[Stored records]

--- begin ---

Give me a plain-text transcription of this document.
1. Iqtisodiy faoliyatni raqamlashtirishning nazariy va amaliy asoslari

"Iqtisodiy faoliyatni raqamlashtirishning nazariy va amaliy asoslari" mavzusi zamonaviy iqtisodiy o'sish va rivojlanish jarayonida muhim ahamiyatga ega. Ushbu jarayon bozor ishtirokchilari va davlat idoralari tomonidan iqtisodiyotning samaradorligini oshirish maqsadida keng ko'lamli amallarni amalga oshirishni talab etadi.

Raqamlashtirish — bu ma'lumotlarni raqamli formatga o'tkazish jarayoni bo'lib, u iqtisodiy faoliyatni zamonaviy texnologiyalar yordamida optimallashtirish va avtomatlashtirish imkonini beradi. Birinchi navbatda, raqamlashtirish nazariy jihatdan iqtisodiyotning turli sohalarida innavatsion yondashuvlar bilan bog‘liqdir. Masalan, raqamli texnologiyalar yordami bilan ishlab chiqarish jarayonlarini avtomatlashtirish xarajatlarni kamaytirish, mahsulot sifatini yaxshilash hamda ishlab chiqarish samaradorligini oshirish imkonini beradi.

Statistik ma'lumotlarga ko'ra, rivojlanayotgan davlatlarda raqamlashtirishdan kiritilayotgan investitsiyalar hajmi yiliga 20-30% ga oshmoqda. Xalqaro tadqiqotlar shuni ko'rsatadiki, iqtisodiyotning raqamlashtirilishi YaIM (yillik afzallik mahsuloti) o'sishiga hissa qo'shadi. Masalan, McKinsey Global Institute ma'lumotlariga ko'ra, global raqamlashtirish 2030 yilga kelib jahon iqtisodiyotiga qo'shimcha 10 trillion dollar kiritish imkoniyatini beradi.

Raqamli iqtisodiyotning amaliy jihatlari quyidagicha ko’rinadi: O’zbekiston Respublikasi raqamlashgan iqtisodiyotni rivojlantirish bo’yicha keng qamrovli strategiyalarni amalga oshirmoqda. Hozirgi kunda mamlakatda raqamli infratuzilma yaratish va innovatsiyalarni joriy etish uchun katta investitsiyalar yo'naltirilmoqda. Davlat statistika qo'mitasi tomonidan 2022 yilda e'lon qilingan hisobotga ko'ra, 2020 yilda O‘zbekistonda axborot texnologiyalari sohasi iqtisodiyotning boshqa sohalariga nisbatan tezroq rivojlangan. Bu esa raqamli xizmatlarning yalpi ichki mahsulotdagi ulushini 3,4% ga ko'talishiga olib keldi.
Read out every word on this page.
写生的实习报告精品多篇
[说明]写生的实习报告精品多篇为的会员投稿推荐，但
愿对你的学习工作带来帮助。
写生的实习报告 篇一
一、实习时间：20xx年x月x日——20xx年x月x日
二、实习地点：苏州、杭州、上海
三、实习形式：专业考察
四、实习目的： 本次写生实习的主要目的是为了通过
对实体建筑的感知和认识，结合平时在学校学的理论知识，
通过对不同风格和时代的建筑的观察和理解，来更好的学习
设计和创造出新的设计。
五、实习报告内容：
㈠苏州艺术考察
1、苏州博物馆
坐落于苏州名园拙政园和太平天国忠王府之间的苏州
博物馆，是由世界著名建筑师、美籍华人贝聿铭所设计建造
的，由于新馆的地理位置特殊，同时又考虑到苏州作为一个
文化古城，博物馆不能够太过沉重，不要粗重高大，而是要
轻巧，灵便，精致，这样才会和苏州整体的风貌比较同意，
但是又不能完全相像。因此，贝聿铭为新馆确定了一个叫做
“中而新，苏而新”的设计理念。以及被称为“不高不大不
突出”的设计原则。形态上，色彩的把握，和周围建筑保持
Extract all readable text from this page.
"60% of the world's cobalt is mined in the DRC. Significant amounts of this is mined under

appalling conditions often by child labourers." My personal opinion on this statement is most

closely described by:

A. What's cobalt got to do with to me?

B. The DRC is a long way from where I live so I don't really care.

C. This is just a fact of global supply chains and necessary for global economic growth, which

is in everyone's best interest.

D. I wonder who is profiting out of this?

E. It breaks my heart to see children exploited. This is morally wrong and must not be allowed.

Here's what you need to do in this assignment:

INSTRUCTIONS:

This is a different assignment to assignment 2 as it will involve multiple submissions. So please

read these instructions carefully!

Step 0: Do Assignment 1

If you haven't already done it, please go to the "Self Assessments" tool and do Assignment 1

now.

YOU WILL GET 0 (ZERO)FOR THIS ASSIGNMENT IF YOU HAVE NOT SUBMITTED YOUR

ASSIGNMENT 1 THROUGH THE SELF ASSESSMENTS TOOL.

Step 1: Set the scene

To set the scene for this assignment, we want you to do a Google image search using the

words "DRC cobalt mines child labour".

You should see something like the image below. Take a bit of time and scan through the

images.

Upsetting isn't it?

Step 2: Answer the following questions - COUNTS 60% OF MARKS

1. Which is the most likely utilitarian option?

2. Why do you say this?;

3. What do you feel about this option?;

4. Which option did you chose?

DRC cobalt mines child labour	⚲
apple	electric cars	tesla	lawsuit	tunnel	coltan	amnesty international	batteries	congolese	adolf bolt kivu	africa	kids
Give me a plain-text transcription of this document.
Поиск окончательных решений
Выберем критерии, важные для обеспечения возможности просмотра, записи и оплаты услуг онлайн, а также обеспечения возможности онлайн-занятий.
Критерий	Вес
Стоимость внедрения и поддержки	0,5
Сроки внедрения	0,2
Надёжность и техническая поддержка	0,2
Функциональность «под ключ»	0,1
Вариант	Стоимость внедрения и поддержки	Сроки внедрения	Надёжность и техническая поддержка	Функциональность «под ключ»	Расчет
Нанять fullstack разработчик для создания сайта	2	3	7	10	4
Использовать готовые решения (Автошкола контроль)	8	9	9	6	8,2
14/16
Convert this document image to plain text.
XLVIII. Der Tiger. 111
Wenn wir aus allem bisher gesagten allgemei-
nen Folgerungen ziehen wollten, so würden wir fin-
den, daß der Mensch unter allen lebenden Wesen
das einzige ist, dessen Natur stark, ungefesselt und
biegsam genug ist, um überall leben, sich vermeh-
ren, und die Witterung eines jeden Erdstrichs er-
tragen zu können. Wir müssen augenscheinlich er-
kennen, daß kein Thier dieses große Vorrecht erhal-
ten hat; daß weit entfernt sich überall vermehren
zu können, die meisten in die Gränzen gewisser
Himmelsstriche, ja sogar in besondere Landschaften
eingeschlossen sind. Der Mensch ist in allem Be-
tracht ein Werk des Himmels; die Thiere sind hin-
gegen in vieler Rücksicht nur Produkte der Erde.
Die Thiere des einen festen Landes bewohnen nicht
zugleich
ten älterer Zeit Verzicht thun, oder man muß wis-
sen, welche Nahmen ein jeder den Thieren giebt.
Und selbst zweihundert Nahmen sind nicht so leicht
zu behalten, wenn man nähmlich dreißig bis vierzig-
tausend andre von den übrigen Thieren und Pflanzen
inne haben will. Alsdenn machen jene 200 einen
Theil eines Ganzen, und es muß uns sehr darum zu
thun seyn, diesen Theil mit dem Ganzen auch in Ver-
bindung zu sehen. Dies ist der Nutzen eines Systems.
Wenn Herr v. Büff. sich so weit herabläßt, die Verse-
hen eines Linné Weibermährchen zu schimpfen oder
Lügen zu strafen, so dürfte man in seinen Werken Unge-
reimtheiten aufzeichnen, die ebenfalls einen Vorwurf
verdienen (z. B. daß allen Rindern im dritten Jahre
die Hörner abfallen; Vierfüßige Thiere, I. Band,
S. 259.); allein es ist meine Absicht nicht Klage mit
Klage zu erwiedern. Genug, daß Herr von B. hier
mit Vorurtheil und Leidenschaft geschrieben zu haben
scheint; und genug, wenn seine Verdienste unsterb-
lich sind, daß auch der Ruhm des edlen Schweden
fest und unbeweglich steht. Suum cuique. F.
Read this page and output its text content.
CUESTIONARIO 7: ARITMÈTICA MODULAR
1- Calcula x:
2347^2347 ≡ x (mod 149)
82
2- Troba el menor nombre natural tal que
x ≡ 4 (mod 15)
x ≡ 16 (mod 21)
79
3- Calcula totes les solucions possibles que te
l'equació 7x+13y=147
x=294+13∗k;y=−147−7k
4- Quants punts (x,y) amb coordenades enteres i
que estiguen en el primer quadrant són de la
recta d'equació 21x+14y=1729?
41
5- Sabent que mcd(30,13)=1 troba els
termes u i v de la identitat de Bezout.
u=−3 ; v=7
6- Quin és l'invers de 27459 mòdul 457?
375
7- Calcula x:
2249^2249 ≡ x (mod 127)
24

--- end ---

§ **Aim of the task**
Show all lines in the entries above where the string "Nahmen" appears.

§ **In response**
sen, welche Nahmen ein jeder den Thieren giebt.
Und selbst zweihundert Nahmen sind nicht so leicht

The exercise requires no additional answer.